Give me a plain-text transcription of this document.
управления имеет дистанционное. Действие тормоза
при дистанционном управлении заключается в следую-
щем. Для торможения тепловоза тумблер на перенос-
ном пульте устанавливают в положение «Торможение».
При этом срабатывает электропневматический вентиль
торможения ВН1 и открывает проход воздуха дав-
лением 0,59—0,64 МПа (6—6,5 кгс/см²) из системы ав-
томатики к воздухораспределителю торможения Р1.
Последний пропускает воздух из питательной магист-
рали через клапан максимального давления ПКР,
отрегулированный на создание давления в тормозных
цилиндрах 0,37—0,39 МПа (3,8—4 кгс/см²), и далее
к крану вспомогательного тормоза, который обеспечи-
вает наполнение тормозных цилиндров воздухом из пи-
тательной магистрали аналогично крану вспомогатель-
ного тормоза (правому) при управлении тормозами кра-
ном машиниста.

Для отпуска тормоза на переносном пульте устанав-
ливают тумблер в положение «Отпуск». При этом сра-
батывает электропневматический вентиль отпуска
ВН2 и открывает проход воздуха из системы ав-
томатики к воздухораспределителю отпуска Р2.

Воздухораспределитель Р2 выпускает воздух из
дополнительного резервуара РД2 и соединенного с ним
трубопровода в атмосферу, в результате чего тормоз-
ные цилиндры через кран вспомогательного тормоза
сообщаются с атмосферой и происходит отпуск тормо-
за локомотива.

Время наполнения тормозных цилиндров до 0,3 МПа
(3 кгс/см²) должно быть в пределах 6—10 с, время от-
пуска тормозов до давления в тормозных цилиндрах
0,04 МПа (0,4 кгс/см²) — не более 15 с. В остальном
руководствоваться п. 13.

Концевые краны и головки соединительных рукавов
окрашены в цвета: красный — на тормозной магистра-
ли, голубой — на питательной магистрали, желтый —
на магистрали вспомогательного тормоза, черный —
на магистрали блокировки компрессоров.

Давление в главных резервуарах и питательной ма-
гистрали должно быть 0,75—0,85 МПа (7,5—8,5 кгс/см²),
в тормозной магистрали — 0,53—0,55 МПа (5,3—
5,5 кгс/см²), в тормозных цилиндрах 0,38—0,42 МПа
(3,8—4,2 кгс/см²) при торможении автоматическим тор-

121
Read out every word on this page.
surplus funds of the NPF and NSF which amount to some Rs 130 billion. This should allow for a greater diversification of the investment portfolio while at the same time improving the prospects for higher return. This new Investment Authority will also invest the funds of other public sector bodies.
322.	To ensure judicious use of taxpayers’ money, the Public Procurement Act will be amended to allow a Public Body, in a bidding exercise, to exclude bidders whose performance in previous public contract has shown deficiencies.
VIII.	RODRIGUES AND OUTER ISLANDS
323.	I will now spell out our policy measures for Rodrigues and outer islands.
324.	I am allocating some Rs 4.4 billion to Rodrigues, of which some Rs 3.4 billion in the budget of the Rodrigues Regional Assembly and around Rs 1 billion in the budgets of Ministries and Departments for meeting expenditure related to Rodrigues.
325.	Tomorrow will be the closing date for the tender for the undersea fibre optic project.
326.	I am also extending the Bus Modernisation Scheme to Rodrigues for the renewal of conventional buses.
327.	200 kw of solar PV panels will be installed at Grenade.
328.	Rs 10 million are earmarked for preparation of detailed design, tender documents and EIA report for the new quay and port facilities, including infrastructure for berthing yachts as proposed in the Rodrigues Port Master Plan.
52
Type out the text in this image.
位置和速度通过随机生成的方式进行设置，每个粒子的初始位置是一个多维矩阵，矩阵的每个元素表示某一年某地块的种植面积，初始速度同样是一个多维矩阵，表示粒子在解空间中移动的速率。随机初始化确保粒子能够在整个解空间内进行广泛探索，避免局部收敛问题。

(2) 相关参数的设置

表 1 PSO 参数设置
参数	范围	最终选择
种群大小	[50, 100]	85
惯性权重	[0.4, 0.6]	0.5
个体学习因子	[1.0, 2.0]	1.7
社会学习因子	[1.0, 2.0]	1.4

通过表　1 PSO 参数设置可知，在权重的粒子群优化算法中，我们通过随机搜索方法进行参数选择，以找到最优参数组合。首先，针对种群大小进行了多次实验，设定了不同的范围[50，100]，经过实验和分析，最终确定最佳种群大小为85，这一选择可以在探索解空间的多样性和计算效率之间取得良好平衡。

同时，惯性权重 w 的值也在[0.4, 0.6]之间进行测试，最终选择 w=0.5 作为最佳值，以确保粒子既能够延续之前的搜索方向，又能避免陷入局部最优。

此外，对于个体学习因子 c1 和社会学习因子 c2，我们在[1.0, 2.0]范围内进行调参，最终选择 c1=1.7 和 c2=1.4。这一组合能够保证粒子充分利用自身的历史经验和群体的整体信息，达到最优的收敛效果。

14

Requirement: Search the listing for the word "должно" and return each line that holds it.

Answer to the exercise:
(3 кгс/см²) должно быть в пределах 6—10 с, время от-
гистрали должно быть 0,75—0,85 МПа (7,5—8,5 кгс/см²),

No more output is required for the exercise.